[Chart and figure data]
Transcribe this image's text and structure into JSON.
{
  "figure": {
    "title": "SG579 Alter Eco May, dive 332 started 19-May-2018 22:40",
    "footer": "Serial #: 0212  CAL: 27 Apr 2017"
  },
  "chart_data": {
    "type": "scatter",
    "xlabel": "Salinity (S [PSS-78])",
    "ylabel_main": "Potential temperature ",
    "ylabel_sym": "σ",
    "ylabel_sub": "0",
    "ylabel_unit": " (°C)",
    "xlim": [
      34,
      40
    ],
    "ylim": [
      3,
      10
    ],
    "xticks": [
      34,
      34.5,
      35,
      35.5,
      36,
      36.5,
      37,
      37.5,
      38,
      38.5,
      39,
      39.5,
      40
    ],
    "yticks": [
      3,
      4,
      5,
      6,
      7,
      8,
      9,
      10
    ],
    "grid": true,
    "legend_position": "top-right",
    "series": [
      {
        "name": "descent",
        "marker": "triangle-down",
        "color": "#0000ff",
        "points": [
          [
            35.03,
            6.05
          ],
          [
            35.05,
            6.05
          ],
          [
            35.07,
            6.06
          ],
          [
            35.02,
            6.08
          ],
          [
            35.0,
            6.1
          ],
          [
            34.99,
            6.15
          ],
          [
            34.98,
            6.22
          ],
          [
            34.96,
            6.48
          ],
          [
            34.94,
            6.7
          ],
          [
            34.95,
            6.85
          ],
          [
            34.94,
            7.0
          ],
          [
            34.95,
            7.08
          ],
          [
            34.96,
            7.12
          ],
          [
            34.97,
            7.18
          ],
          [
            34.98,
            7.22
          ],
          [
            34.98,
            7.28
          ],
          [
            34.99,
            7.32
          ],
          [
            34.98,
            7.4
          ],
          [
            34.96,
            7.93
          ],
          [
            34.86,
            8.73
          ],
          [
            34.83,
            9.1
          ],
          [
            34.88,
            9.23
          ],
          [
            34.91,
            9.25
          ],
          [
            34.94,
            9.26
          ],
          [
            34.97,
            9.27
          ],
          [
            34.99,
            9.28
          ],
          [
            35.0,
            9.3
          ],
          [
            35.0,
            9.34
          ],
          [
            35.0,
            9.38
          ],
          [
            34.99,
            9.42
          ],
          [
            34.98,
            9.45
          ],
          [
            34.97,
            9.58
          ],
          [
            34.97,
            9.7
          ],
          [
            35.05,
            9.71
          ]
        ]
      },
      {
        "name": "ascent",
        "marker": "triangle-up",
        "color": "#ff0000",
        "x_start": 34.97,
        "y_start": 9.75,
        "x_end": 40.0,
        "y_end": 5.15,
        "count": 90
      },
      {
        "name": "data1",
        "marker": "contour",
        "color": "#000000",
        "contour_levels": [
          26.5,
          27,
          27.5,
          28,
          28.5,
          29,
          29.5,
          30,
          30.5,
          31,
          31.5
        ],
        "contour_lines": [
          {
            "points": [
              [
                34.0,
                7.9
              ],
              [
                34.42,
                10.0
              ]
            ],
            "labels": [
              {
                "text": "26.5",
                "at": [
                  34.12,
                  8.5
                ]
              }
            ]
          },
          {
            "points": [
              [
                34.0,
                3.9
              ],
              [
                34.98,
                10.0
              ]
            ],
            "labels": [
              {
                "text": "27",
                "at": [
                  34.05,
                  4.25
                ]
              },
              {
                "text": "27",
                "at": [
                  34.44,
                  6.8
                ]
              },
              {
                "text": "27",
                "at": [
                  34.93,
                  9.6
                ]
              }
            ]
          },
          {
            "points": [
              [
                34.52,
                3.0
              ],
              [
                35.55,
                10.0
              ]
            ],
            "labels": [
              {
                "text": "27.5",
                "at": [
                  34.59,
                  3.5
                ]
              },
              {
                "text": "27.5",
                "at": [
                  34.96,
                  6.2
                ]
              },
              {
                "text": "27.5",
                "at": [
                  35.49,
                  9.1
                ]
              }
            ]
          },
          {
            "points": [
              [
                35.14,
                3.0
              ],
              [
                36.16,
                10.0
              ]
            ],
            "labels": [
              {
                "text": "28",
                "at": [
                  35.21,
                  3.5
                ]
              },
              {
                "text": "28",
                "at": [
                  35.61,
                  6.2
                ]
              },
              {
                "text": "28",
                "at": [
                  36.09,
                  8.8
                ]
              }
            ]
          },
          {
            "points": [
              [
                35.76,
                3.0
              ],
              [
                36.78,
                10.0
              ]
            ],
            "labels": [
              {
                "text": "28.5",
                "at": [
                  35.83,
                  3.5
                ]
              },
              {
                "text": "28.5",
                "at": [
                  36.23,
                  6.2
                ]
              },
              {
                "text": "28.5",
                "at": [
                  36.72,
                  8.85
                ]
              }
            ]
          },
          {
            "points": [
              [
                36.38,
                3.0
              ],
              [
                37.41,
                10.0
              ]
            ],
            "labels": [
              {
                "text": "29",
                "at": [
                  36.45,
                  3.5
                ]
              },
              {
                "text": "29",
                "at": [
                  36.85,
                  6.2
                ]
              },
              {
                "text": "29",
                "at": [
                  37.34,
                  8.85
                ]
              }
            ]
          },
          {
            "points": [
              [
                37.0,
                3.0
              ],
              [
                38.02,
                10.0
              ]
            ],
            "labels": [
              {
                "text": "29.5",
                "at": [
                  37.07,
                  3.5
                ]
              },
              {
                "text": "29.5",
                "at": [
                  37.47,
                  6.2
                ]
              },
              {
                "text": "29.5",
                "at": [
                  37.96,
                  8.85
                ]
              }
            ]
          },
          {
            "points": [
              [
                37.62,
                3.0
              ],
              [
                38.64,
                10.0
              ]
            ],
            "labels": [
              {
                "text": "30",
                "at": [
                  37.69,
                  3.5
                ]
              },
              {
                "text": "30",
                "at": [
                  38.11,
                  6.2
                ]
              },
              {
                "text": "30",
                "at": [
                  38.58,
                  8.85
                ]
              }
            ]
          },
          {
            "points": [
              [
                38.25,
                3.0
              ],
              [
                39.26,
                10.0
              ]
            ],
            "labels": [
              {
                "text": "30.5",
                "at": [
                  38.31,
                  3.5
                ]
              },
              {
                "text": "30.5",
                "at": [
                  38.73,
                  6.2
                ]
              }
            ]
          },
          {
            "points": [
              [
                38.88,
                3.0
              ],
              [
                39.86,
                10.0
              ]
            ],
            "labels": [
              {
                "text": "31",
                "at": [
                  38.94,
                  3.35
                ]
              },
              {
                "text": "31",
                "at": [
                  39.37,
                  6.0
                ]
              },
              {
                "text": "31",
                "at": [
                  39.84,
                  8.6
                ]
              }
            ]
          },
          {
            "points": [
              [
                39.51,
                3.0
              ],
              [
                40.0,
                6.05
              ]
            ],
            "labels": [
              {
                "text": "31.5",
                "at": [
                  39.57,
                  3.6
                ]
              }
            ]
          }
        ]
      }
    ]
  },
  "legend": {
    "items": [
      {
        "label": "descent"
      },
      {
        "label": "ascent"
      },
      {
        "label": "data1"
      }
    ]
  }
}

_To do_:
Identify the lines of the entries containing the string "triangle". Copy each such line.

_Answer below_:
        "marker": "triangle-down",
        "marker": "triangle-up",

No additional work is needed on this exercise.